**** PAGE EXCERPT
Making Everyday Parenting Count

Making Everyday Parenting Count

Most parents I know find it challenging at times to keep up with all of the day-to-day demands of parenthood – especially those who commit to living and teaching their children healthier lifestyles. After all, it can be admittedly tough to carve out dedicated time to exercise while at the same time resisting the allure of fast food in favor of cooking up and serving healthy family-style meals. That said, there’s good news on the parenting front for all of you who strive to do just that. The fact of the matter is that there’s more than meets the eye to many of the most common and even the most seemingly mundane of household chores. The following are but a few of the many ways to open your eyes to new possibilities and re-think the way you approach everything from gardening to grocery shopping.

Grocery Shopping. Grocery shopping is all too often an overlooked opportunity. Not only does it provide a good opportunity to get up and get moving (burning up to a rumored 150 calories an hour), but walking the aisles of the grocery store with your child can prove to be a healthy learning experience. You can engage even very young children by getting them to help identify the wide range of colors found in the produce aisle. Older children can get some extra exercise of their own by holding your hand and walking alongside the cart as you stroll the aisles. Don’t forget to look at labels together, discuss how to choose good, healthy options and learn to compare prices.

Cooking. Solo cooking at the end of a long day can easily seem like yet one more daily chore. But by simply adding a few extra pairs of hands to the mix, you and your children can accomplish a whole lot more than simply getting dinner on the table. Involving children in cooking has all sorts of added perks when it comes to instilling healthy habits, not the least of which includes learning how meals are made and finding ways to use healthier ingredients and techniques (think baked not fried). Add in the extra math skills inherently involved in learning to use measuring cups, measuring spoons and following recipes’ step-by-step instructions, and making time to cook together is sure to deliver your child plenty of extra healthy food for thought.
********
**** RECORD EXTRACTS
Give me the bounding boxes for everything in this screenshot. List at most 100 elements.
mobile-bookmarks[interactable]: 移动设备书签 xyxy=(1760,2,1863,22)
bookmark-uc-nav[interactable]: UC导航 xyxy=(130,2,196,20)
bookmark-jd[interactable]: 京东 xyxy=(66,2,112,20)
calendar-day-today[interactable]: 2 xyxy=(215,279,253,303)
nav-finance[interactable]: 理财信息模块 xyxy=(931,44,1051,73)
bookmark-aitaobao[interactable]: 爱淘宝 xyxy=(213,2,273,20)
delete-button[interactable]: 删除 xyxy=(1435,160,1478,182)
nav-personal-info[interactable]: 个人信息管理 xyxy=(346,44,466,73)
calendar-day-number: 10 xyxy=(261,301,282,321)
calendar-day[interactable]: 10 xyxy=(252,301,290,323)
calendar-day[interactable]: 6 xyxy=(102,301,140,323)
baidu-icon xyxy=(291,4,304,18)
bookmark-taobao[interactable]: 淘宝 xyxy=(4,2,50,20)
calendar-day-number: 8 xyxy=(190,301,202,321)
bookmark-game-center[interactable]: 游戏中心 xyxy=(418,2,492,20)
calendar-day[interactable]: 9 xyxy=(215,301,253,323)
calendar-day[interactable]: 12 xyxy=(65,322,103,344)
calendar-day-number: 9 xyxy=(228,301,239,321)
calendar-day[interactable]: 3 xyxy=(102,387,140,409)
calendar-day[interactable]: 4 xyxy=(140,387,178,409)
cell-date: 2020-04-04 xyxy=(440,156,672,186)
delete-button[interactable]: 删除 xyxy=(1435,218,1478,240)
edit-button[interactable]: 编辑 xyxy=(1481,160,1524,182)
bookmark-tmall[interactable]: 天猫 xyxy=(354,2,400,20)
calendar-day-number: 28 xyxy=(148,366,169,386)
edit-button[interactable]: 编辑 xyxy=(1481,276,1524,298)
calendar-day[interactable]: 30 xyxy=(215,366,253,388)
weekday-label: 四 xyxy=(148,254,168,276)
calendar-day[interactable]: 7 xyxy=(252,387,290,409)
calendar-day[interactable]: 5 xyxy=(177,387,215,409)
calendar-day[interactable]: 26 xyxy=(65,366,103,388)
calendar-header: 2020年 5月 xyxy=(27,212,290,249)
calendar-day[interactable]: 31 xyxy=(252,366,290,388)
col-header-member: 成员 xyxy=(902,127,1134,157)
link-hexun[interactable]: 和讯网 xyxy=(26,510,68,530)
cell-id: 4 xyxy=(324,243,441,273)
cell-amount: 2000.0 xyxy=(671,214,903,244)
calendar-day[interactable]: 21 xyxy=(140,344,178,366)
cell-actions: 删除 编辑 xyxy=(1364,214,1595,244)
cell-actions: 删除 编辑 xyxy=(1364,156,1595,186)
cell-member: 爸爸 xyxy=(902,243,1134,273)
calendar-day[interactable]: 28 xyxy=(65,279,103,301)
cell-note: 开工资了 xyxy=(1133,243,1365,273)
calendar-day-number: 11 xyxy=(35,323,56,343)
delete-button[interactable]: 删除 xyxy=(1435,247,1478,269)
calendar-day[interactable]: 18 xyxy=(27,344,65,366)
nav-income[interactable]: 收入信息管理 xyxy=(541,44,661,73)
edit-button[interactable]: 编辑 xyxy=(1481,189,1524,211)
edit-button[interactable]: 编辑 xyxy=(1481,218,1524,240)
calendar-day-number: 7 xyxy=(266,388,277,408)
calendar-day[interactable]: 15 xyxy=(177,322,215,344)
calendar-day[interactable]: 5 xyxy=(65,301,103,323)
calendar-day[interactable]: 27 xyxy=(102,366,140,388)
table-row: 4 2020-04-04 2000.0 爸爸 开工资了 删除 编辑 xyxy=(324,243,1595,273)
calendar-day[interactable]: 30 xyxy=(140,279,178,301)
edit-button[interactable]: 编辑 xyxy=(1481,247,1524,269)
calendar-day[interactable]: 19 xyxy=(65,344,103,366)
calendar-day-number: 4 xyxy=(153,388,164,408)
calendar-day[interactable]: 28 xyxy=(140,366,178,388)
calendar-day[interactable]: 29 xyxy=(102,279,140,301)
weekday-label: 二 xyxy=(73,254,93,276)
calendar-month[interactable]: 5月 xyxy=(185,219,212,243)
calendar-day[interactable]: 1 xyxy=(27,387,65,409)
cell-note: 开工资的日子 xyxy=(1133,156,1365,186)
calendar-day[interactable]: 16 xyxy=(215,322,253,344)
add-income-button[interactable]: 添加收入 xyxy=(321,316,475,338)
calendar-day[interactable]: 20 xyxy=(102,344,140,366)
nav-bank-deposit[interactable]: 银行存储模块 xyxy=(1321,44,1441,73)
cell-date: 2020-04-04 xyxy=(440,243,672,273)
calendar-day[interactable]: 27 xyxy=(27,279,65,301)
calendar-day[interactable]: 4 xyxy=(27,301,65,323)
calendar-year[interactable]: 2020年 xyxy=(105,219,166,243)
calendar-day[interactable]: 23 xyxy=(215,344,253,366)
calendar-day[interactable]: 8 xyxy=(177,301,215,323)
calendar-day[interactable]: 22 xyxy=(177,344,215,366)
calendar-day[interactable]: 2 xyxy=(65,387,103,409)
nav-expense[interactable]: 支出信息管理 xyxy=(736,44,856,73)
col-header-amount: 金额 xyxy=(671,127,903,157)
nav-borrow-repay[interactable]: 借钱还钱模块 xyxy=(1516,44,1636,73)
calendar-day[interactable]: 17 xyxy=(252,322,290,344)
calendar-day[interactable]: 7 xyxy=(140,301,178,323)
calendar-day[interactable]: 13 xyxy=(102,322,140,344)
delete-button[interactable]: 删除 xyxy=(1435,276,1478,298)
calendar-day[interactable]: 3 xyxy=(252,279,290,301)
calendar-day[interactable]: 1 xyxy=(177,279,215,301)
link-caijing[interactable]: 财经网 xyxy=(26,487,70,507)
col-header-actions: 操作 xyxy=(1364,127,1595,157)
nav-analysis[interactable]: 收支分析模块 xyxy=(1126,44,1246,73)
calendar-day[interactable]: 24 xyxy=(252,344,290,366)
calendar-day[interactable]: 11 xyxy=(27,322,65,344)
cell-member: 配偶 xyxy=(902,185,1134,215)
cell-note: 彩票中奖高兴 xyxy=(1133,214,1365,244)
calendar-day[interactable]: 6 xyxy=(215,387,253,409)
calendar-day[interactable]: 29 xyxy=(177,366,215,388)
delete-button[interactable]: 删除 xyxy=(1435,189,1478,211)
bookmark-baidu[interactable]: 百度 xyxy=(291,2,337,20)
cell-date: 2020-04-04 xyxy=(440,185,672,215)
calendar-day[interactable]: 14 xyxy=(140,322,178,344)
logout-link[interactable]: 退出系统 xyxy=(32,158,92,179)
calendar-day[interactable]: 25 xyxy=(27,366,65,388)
********
YOUR TASKS:
[1] Answer these about the article on everyday parenting:
(a) How many calories an hour is grocery shopping rumored to burn?
(b) What can very young children help identify in the produce aisle?
(c) What example of a healthier cooking technique is given?
[2] Write the next part of the article on everyday parenting, picking up after its last sentence.

ANSWERS FOR EACH ITEM:
[1]
(a) Up to 150 calories an hour.
(b) The wide range of colors found there.
(c) Baked, not fried.

[2]
Cleaning. Parenthood and a clean house may seem mutually exclusive, but they really don’t need to be. Not once you shift your mindset and think of cleaning house as a fun multi-tasking opportunity. That’s right, just Google “cleaning” and “exercise” and you’ll be happy to see that this dust-combating combination yields some pretty healthy calorie-burning results. So turn on some motivating music, put a little extra spring in your step and invite your children (once they’re old enough) to join in the fun as you dust, polish, scrub and vacuum your way to a cleaner and more active life.

Gardening. I do not have a green thumb, per se, but once you take a step into the great outdoors and take a moment to think about it, I think you’ll agree that gardening has a whole lot to offer even the most amateur of gardeners – fresh air, plenty of physical activity and digging in the dirt (which for most children truly is a treat). There’s also sure to be lots to be proud of when it comes to the fruits and vegetables (and even spices) of one’s labor. In fact, I can think of no better way to get children excited about eating more fresh fruits and vegetables than giving them the opportunity to help plant, weed, pick and serve them themselves.

How do you fit healthy habits into everyday activities?